- [Exercise goal]: Return every entry exactly.

- [Dataset rows]:
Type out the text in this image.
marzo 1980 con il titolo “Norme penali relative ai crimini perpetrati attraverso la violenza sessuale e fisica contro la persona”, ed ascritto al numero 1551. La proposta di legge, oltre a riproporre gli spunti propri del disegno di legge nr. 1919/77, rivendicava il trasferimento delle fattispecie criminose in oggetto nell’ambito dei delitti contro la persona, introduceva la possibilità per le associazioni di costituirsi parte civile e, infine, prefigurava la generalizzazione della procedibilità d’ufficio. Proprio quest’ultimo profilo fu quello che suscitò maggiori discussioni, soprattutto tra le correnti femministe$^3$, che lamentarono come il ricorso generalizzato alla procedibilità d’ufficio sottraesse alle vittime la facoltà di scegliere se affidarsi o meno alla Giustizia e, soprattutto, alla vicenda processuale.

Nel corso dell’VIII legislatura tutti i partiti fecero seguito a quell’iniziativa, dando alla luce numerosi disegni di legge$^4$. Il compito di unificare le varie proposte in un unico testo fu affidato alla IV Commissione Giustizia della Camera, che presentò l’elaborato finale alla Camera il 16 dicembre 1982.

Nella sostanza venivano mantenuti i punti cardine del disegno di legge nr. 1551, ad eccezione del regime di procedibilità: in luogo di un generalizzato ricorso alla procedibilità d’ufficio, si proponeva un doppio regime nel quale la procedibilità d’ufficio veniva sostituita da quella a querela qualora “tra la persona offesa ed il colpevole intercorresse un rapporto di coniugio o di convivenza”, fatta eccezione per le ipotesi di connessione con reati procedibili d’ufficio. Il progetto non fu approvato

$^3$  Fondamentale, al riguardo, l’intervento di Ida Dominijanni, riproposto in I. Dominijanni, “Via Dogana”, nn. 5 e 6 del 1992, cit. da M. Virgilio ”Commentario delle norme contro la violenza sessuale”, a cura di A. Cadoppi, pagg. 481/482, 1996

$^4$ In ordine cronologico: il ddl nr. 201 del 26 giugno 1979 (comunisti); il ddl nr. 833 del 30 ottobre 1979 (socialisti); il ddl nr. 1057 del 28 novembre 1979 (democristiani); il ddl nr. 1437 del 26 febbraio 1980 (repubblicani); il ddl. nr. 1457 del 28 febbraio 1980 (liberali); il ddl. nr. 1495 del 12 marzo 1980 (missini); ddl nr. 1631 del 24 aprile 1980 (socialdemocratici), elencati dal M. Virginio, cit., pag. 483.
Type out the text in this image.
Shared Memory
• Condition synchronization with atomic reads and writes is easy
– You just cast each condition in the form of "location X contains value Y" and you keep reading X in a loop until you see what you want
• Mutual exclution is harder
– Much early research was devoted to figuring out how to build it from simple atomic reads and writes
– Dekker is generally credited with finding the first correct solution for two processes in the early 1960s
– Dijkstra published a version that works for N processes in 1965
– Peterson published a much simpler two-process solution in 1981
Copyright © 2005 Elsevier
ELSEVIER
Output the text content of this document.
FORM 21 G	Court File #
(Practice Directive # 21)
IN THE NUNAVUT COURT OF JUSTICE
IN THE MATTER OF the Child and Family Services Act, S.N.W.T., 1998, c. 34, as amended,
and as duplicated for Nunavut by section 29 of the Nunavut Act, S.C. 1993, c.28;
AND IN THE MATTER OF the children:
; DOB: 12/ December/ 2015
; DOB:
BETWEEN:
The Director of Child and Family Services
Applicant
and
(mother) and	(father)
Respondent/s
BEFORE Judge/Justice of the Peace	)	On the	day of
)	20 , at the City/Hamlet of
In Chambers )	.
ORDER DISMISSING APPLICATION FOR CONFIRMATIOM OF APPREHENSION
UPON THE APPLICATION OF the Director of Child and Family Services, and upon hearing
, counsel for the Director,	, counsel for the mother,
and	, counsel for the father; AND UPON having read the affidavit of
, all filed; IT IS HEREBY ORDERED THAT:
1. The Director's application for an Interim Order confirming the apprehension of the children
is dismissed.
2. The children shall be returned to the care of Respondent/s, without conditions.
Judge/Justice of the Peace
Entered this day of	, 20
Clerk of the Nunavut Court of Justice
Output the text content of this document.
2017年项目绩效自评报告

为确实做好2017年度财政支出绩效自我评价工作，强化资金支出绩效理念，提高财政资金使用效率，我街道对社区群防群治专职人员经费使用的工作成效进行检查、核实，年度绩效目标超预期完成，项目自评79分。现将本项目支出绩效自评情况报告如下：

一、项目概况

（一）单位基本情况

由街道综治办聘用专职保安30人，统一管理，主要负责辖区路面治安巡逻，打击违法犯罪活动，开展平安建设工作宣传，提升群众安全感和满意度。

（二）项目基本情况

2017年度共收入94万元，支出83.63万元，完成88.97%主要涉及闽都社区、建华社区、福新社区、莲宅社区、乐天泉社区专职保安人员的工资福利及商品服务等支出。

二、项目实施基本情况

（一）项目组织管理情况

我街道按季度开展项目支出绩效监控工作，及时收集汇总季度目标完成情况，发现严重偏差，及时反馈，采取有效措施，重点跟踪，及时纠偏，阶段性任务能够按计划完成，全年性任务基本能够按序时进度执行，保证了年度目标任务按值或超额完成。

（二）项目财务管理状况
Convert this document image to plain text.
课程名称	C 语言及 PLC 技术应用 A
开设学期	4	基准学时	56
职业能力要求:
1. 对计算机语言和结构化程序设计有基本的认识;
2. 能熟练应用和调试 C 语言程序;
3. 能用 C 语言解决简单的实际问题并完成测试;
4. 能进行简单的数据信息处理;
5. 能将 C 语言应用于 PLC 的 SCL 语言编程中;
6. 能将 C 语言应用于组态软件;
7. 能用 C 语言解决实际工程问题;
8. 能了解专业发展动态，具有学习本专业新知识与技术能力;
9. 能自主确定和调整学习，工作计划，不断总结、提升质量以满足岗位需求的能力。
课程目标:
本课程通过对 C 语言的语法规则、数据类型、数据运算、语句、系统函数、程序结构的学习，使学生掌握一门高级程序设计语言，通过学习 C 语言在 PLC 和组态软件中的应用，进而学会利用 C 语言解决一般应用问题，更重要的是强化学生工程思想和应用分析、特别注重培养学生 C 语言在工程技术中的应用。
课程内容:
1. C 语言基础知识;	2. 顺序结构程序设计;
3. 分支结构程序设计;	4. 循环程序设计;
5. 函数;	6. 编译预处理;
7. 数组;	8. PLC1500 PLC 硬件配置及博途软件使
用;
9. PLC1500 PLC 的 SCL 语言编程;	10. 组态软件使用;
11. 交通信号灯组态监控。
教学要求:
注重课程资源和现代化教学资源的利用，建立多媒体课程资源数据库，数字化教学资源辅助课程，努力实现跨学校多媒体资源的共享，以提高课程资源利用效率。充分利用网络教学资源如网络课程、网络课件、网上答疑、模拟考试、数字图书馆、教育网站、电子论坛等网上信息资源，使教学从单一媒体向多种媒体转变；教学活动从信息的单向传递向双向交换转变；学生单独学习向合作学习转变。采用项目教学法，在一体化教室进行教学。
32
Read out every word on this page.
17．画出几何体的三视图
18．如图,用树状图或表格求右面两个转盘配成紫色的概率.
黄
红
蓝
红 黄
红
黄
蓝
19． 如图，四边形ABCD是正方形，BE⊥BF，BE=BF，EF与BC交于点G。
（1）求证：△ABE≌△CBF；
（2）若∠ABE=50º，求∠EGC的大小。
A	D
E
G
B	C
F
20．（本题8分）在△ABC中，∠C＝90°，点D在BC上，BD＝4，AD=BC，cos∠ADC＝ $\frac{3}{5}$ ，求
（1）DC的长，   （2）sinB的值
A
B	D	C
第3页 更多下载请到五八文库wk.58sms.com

- [Exercise response]:
Type out the text in this image.
marzo 1980 con il titolo “Norme penali relative ai crimini perpetrati attraverso la violenza sessuale e fisica contro la persona”, ed ascritto al numero 1551. La proposta di legge, oltre a riproporre gli spunti propri del disegno di legge nr. 1919/77, rivendicava il trasferimento delle fattispecie criminose in oggetto nell’ambito dei delitti contro la persona, introduceva la possibilità per le associazioni di costituirsi parte civile e, infine, prefigurava la generalizzazione della procedibilità d’ufficio. Proprio quest’ultimo profilo fu quello che suscitò maggiori discussioni, soprattutto tra le correnti femministe$^3$, che lamentarono come il ricorso generalizzato alla procedibilità d’ufficio sottraesse alle vittime la facoltà di scegliere se affidarsi o meno alla Giustizia e, soprattutto, alla vicenda processuale.

Nel corso dell’VIII legislatura tutti i partiti fecero seguito a quell’iniziativa, dando alla luce numerosi disegni di legge$^4$. Il compito di unificare le varie proposte in un unico testo fu affidato alla IV Commissione Giustizia della Camera, che presentò l’elaborato finale alla Camera il 16 dicembre 1982.

Nella sostanza venivano mantenuti i punti cardine del disegno di legge nr. 1551, ad eccezione del regime di procedibilità: in luogo di un generalizzato ricorso alla procedibilità d’ufficio, si proponeva un doppio regime nel quale la procedibilità d’ufficio veniva sostituita da quella a querela qualora “tra la persona offesa ed il colpevole intercorresse un rapporto di coniugio o di convivenza”, fatta eccezione per le ipotesi di connessione con reati procedibili d’ufficio. Il progetto non fu approvato

$^3$  Fondamentale, al riguardo, l’intervento di Ida Dominijanni, riproposto in I. Dominijanni, “Via Dogana”, nn. 5 e 6 del 1992, cit. da M. Virgilio ”Commentario delle norme contro la violenza sessuale”, a cura di A. Cadoppi, pagg. 481/482, 1996

$^4$ In ordine cronologico: il ddl nr. 201 del 26 giugno 1979 (comunisti); il ddl nr. 833 del 30 ottobre 1979 (socialisti); il ddl nr. 1057 del 28 novembre 1979 (democristiani); il ddl nr. 1437 del 26 febbraio 1980 (repubblicani); il ddl. nr. 1457 del 28 febbraio 1980 (liberali); il ddl. nr. 1495 del 12 marzo 1980 (missini); ddl nr. 1631 del 24 aprile 1980 (socialdemocratici), elencati dal M. Virginio, cit., pag. 483.
Type out the text in this image.
Shared Memory
• Condition synchronization with atomic reads and writes is easy
– You just cast each condition in the form of "location X contains value Y" and you keep reading X in a loop until you see what you want
• Mutual exclution is harder
– Much early research was devoted to figuring out how to build it from simple atomic reads and writes
– Dekker is generally credited with finding the first correct solution for two processes in the early 1960s
– Dijkstra published a version that works for N processes in 1965
– Peterson published a much simpler two-process solution in 1981
Copyright © 2005 Elsevier
ELSEVIER
Output the text content of this document.
FORM 21 G	Court File #
(Practice Directive # 21)
IN THE NUNAVUT COURT OF JUSTICE
IN THE MATTER OF the Child and Family Services Act, S.N.W.T., 1998, c. 34, as amended,
and as duplicated for Nunavut by section 29 of the Nunavut Act, S.C. 1993, c.28;
AND IN THE MATTER OF the children:
; DOB: 12/ December/ 2015
; DOB:
BETWEEN:
The Director of Child and Family Services
Applicant
and
(mother) and	(father)
Respondent/s
BEFORE Judge/Justice of the Peace	)	On the	day of
)	20 , at the City/Hamlet of
In Chambers )	.
ORDER DISMISSING APPLICATION FOR CONFIRMATIOM OF APPREHENSION
UPON THE APPLICATION OF the Director of Child and Family Services, and upon hearing
, counsel for the Director,	, counsel for the mother,
and	, counsel for the father; AND UPON having read the affidavit of
, all filed; IT IS HEREBY ORDERED THAT:
1. The Director's application for an Interim Order confirming the apprehension of the children
is dismissed.
2. The children shall be returned to the care of Respondent/s, without conditions.
Judge/Justice of the Peace
Entered this day of	, 20
Clerk of the Nunavut Court of Justice
Output the text content of this document.
2017年项目绩效自评报告

为确实做好2017年度财政支出绩效自我评价工作，强化资金支出绩效理念，提高财政资金使用效率，我街道对社区群防群治专职人员经费使用的工作成效进行检查、核实，年度绩效目标超预期完成，项目自评79分。现将本项目支出绩效自评情况报告如下：

一、项目概况

（一）单位基本情况

由街道综治办聘用专职保安30人，统一管理，主要负责辖区路面治安巡逻，打击违法犯罪活动，开展平安建设工作宣传，提升群众安全感和满意度。

（二）项目基本情况

2017年度共收入94万元，支出83.63万元，完成88.97%主要涉及闽都社区、建华社区、福新社区、莲宅社区、乐天泉社区专职保安人员的工资福利及商品服务等支出。

二、项目实施基本情况

（一）项目组织管理情况

我街道按季度开展项目支出绩效监控工作，及时收集汇总季度目标完成情况，发现严重偏差，及时反馈，采取有效措施，重点跟踪，及时纠偏，阶段性任务能够按计划完成，全年性任务基本能够按序时进度执行，保证了年度目标任务按值或超额完成。

（二）项目财务管理状况
Convert this document image to plain text.
课程名称	C 语言及 PLC 技术应用 A
开设学期	4	基准学时	56
职业能力要求:
1. 对计算机语言和结构化程序设计有基本的认识;
2. 能熟练应用和调试 C 语言程序;
3. 能用 C 语言解决简单的实际问题并完成测试;
4. 能进行简单的数据信息处理;
5. 能将 C 语言应用于 PLC 的 SCL 语言编程中;
6. 能将 C 语言应用于组态软件;
7. 能用 C 语言解决实际工程问题;
8. 能了解专业发展动态，具有学习本专业新知识与技术能力;
9. 能自主确定和调整学习，工作计划，不断总结、提升质量以满足岗位需求的能力。
课程目标:
本课程通过对 C 语言的语法规则、数据类型、数据运算、语句、系统函数、程序结构的学习，使学生掌握一门高级程序设计语言，通过学习 C 语言在 PLC 和组态软件中的应用，进而学会利用 C 语言解决一般应用问题，更重要的是强化学生工程思想和应用分析、特别注重培养学生 C 语言在工程技术中的应用。
课程内容:
1. C 语言基础知识;	2. 顺序结构程序设计;
3. 分支结构程序设计;	4. 循环程序设计;
5. 函数;	6. 编译预处理;
7. 数组;	8. PLC1500 PLC 硬件配置及博途软件使
用;
9. PLC1500 PLC 的 SCL 语言编程;	10. 组态软件使用;
11. 交通信号灯组态监控。
教学要求:
注重课程资源和现代化教学资源的利用，建立多媒体课程资源数据库，数字化教学资源辅助课程，努力实现跨学校多媒体资源的共享，以提高课程资源利用效率。充分利用网络教学资源如网络课程、网络课件、网上答疑、模拟考试、数字图书馆、教育网站、电子论坛等网上信息资源，使教学从单一媒体向多种媒体转变；教学活动从信息的单向传递向双向交换转变；学生单独学习向合作学习转变。采用项目教学法，在一体化教室进行教学。
32
Read out every word on this page.
17．画出几何体的三视图
18．如图,用树状图或表格求右面两个转盘配成紫色的概率.
黄
红
蓝
红 黄
红
黄
蓝
19． 如图，四边形ABCD是正方形，BE⊥BF，BE=BF，EF与BC交于点G。
（1）求证：△ABE≌△CBF；
（2）若∠ABE=50º，求∠EGC的大小。
A	D
E
G
B	C
F
20．（本题8分）在△ABC中，∠C＝90°，点D在BC上，BD＝4，AD=BC，cos∠ADC＝ $\frac{3}{5}$ ，求
（1）DC的长，   （2）sinB的值
A
B	D	C
第3页 更多下载请到五八文库wk.58sms.com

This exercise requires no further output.